• **WORK TO BE COMPLETED**: Copy out the entries in full and with complete accuracy; pictures are excluded.

--

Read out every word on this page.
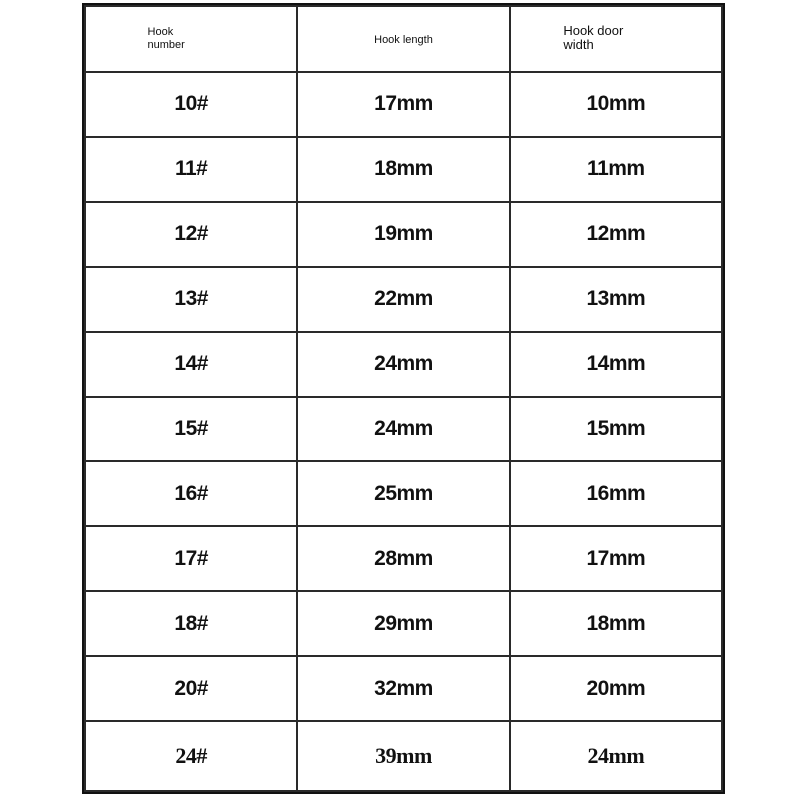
Hook
number	Hook length	Hook door
width
10#	17mm	10mm
11#	18mm	11mm
12#	19mm	12mm
13#	22mm	13mm
14#	24mm	14mm
15#	24mm	15mm
16#	25mm	16mm
17#	28mm	17mm
18#	29mm	18mm
20#	32mm	20mm
24#	39mm	24mm
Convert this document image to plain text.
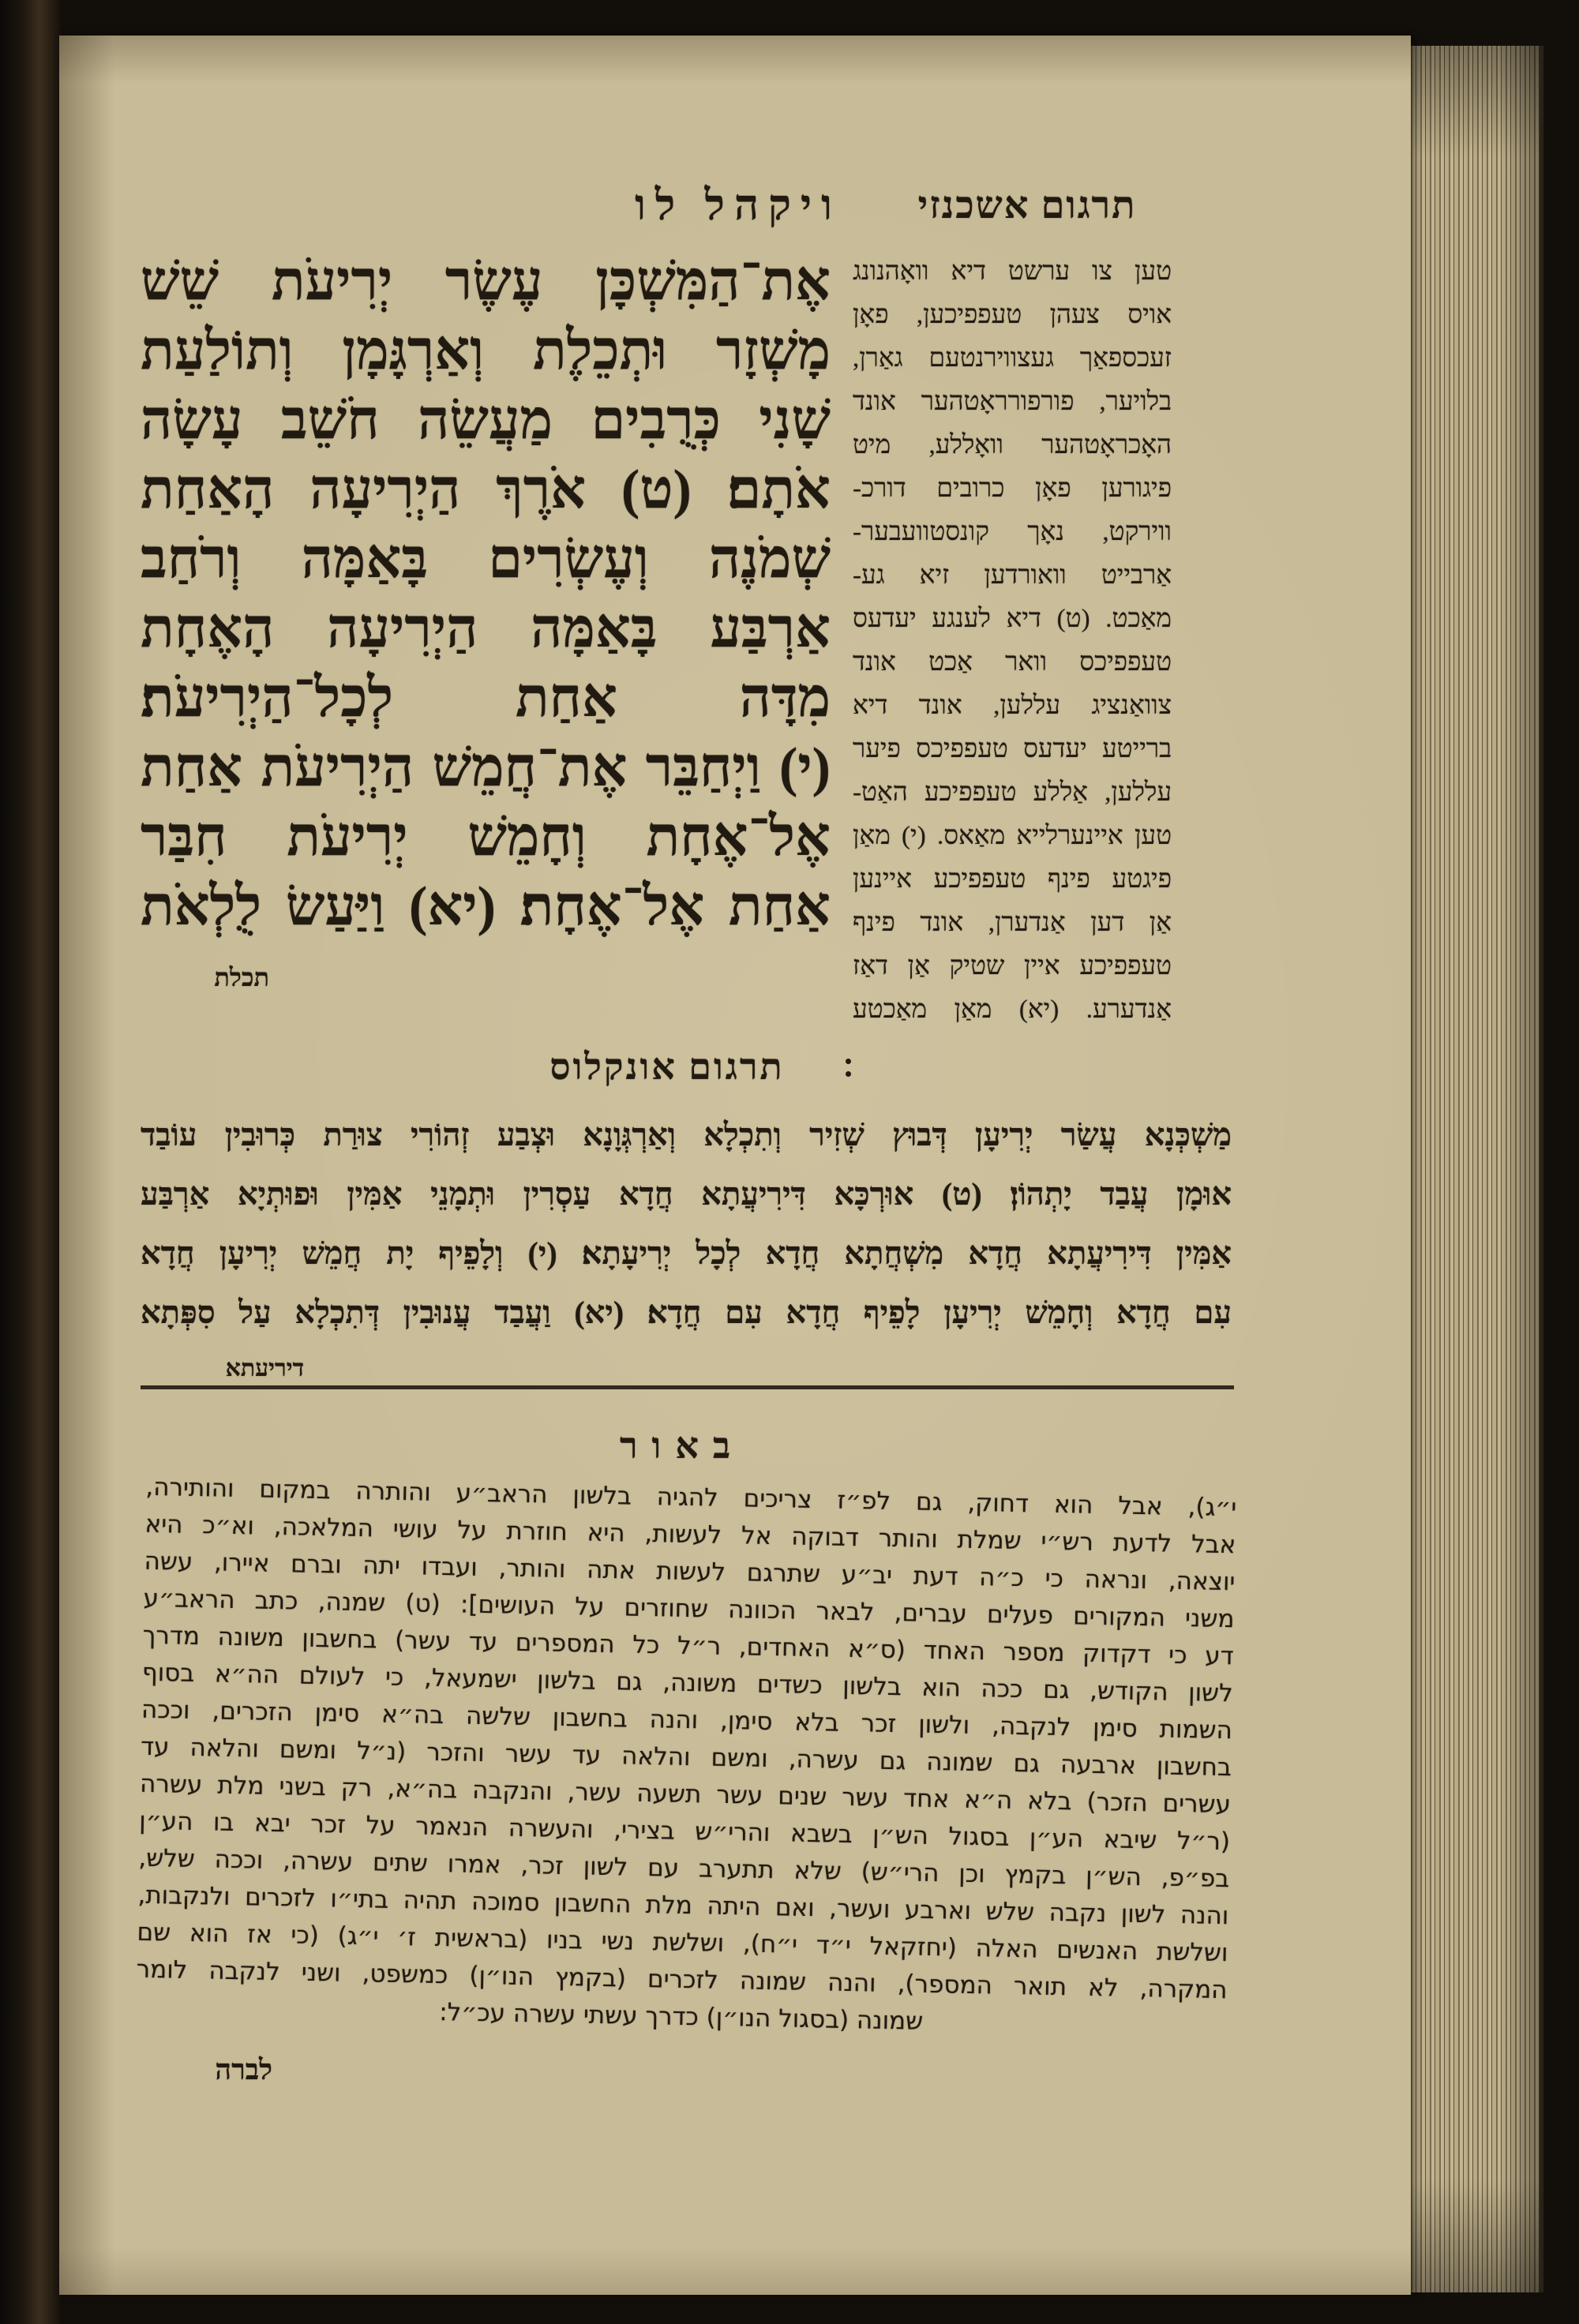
ויקהל לו	תרגום אשכנזי
אֶת־הַמִּשְׁכָּן עֶשֶׂר יְרִיעֹת שֵׁשׁ
מָשְׁזָר וּתְכֵלֶת וְאַרְגָּמָן וְתוֹלַעַת
שָׁנִי כְּרֻבִים מַעֲשֵׂה חֹשֵׁב עָשָׂה
אֹתָם׃ (ט) אֹרֶךְ הַיְרִיעָה הָאַחַת
שְׁמֹנֶה וְעֶשְׂרִים בָּאַמָּה וְרֹחַב
אַרְבַּע בָּאַמָּה הַיְרִיעָה הָאֶחָת
מִדָּה אַחַת לְכָל־הַיְרִיעֹת׃
(י) וַיְחַבֵּר אֶת־חֲמֵשׁ הַיְרִיעֹת אַחַת
אֶל־אֶחָת וְחָמֵשׁ יְרִיעֹת חִבַּר
אַחַת אֶל־אֶחָת׃ (יא) וַיַּעַשׂ לֻלְאֹת
תכלת
טען צו ערשט דיא וואָהנונג
אויס צעהן טעפפיכען, פאָן
זעכספאַך געצווירנטעם גאַרן,
בלויער, פורפורראָטהער אונד
האָכראָטהער וואָללע, מיט
פיגורען פאָן כרובים דורכ-
ווירקט, נאָך קונסטוועבער-
אַרבייט וואורדען זיא גע-
מאַכט. (ט) דיא לענגע יעדעס
טעפפיכס וואר אַכט אונד
צוואַנציג עללען, אונד דיא
ברייטע יעדעס טעפפיכס פיער
עללען, אַללע טעפפיכע האַט-
טען איינערלייא מאַאס. (י) מאַן
פיגטע פינף טעפפיכע איינען
אַן דען אַנדערן, אונד פינף
טעפפיכע איין שטיק אַן דאַז
אַנדערע. (יא) מאַן מאַכטע
תרגום אונקלוס
מַשְׁכְּנָא עֲשַׂר יְרִיעָן דְּבוּץ שְׁזִיר וְתִכְלָא וְאַרְגְּוָנָא וּצְבַע זְהוֹרִי צוּרַת כְּרוּבִין עוֹבַד
אוּמָן עֲבַד יָתְהוֹן׃ (ט) אוּרְכָּא דִּירִיעֲתָא חֲדָא עַסְרִין וּתְמָנֵי אַמִּין וּפוּתְיָא אַרְבַּע
אַמִּין דִּירִיעֲתָא חֲדָא מִשְׁחֲתָא חֲדָא לְכָל יְרִיעָתָא׃ (י) וְלָפֵיף יָת חֲמֵשׁ יְרִיעָן חֲדָא
עִם חֲדָא וְחָמֵשׁ יְרִיעָן לָפֵיף חֲדָא עִם חֲדָא׃ (יא) וַעֲבַד עֲנוּבִין דְּתִכְלָא עַל סִפְּתָא
דיריעתא
באור
י״ג), אבל הוא דחוק, גם לפ״ז צריכים להגיה בלשון הראב״ע והותרה במקום והותירה,
אבל לדעת רש״י שמלת והותר דבוקה אל לעשות, היא חוזרת על עושי המלאכה, וא״כ היא
יוצאה, ונראה כי כ״ה דעת יב״ע שתרגם לעשות אתה והותר, ועבדו יתה וברם איירו, עשה
משני המקורים פעלים עברים, לבאר הכוונה שחוזרים על העושים]: (ט) שמנה, כתב הראב״ע
דע כי דקדוק מספר האחד (ס״א האחדים, ר״ל כל המספרים עד עשר) בחשבון משונה מדרך
לשון הקודש, גם ככה הוא בלשון כשדים משונה, גם בלשון ישמעאל, כי לעולם הה״א בסוף
השמות סימן לנקבה, ולשון זכר בלא סימן, והנה בחשבון שלשה בה״א סימן הזכרים, וככה
בחשבון ארבעה גם שמונה גם עשרה, ומשם והלאה עד עשר והזכר (נ״ל ומשם והלאה עד
עשרים הזכר) בלא ה״א אחד עשר שנים עשר תשעה עשר, והנקבה בה״א, רק בשני מלת עשרה
(ר״ל שיבא הע״ן בסגול הש״ן בשבא והרי״ש בצירי, והעשרה הנאמר על זכר יבא בו הע״ן
בפ״פ, הש״ן בקמץ וכן הרי״ש) שלא תתערב עם לשון זכר, אמרו שתים עשרה, וככה שלש,
והנה לשון נקבה שלש וארבע ועשר, ואם היתה מלת החשבון סמוכה תהיה בתי״ו לזכרים ולנקבות,
ושלשת האנשים האלה (יחזקאל י״ד י״ח), ושלשת נשי בניו (בראשית ז׳ י״ג) (כי אז הוא שם
המקרה, לא תואר המספר), והנה שמונה לזכרים (בקמץ הנו״ן) כמשפט, ושני לנקבה לומר
שמונה (בסגול הנו״ן) כדרך עשתי עשרה עכ״ל:
לברה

--

• **RESULT FOR THIS TASK**:
Read out every word on this page.
Hook
number	Hook length	Hook door
width
10#	17mm	10mm
11#	18mm	11mm
12#	19mm	12mm
13#	22mm	13mm
14#	24mm	14mm
15#	24mm	15mm
16#	25mm	16mm
17#	28mm	17mm
18#	29mm	18mm
20#	32mm	20mm
24#	39mm	24mm
Convert this document image to plain text.
ויקהל לו	תרגום אשכנזי
אֶת־הַמִּשְׁכָּן עֶשֶׂר יְרִיעֹת שֵׁשׁ
מָשְׁזָר וּתְכֵלֶת וְאַרְגָּמָן וְתוֹלַעַת
שָׁנִי כְּרֻבִים מַעֲשֵׂה חֹשֵׁב עָשָׂה
אֹתָם׃ (ט) אֹרֶךְ הַיְרִיעָה הָאַחַת
שְׁמֹנֶה וְעֶשְׂרִים בָּאַמָּה וְרֹחַב
אַרְבַּע בָּאַמָּה הַיְרִיעָה הָאֶחָת
מִדָּה אַחַת לְכָל־הַיְרִיעֹת׃
(י) וַיְחַבֵּר אֶת־חֲמֵשׁ הַיְרִיעֹת אַחַת
אֶל־אֶחָת וְחָמֵשׁ יְרִיעֹת חִבַּר
אַחַת אֶל־אֶחָת׃ (יא) וַיַּעַשׂ לֻלְאֹת
תכלת
טען צו ערשט דיא וואָהנונג
אויס צעהן טעפפיכען, פאָן
זעכספאַך געצווירנטעם גאַרן,
בלויער, פורפורראָטהער אונד
האָכראָטהער וואָללע, מיט
פיגורען פאָן כרובים דורכ-
ווירקט, נאָך קונסטוועבער-
אַרבייט וואורדען זיא גע-
מאַכט. (ט) דיא לענגע יעדעס
טעפפיכס וואר אַכט אונד
צוואַנציג עללען, אונד דיא
ברייטע יעדעס טעפפיכס פיער
עללען, אַללע טעפפיכע האַט-
טען איינערלייא מאַאס. (י) מאַן
פיגטע פינף טעפפיכע איינען
אַן דען אַנדערן, אונד פינף
טעפפיכע איין שטיק אַן דאַז
אַנדערע. (יא) מאַן מאַכטע
תרגום אונקלוס
מַשְׁכְּנָא עֲשַׂר יְרִיעָן דְּבוּץ שְׁזִיר וְתִכְלָא וְאַרְגְּוָנָא וּצְבַע זְהוֹרִי צוּרַת כְּרוּבִין עוֹבַד
אוּמָן עֲבַד יָתְהוֹן׃ (ט) אוּרְכָּא דִּירִיעֲתָא חֲדָא עַסְרִין וּתְמָנֵי אַמִּין וּפוּתְיָא אַרְבַּע
אַמִּין דִּירִיעֲתָא חֲדָא מִשְׁחֲתָא חֲדָא לְכָל יְרִיעָתָא׃ (י) וְלָפֵיף יָת חֲמֵשׁ יְרִיעָן חֲדָא
עִם חֲדָא וְחָמֵשׁ יְרִיעָן לָפֵיף חֲדָא עִם חֲדָא׃ (יא) וַעֲבַד עֲנוּבִין דְּתִכְלָא עַל סִפְּתָא
דיריעתא
באור
י״ג), אבל הוא דחוק, גם לפ״ז צריכים להגיה בלשון הראב״ע והותרה במקום והותירה,
אבל לדעת רש״י שמלת והותר דבוקה אל לעשות, היא חוזרת על עושי המלאכה, וא״כ היא
יוצאה, ונראה כי כ״ה דעת יב״ע שתרגם לעשות אתה והותר, ועבדו יתה וברם איירו, עשה
משני המקורים פעלים עברים, לבאר הכוונה שחוזרים על העושים]: (ט) שמנה, כתב הראב״ע
דע כי דקדוק מספר האחד (ס״א האחדים, ר״ל כל המספרים עד עשר) בחשבון משונה מדרך
לשון הקודש, גם ככה הוא בלשון כשדים משונה, גם בלשון ישמעאל, כי לעולם הה״א בסוף
השמות סימן לנקבה, ולשון זכר בלא סימן, והנה בחשבון שלשה בה״א סימן הזכרים, וככה
בחשבון ארבעה גם שמונה גם עשרה, ומשם והלאה עד עשר והזכר (נ״ל ומשם והלאה עד
עשרים הזכר) בלא ה״א אחד עשר שנים עשר תשעה עשר, והנקבה בה״א, רק בשני מלת עשרה
(ר״ל שיבא הע״ן בסגול הש״ן בשבא והרי״ש בצירי, והעשרה הנאמר על זכר יבא בו הע״ן
בפ״פ, הש״ן בקמץ וכן הרי״ש) שלא תתערב עם לשון זכר, אמרו שתים עשרה, וככה שלש,
והנה לשון נקבה שלש וארבע ועשר, ואם היתה מלת החשבון סמוכה תהיה בתי״ו לזכרים ולנקבות,
ושלשת האנשים האלה (יחזקאל י״ד י״ח), ושלשת נשי בניו (בראשית ז׳ י״ג) (כי אז הוא שם
המקרה, לא תואר המספר), והנה שמונה לזכרים (בקמץ הנו״ן) כמשפט, ושני לנקבה לומר
שמונה (בסגול הנו״ן) כדרך עשתי עשרה עכ״ל:
לברה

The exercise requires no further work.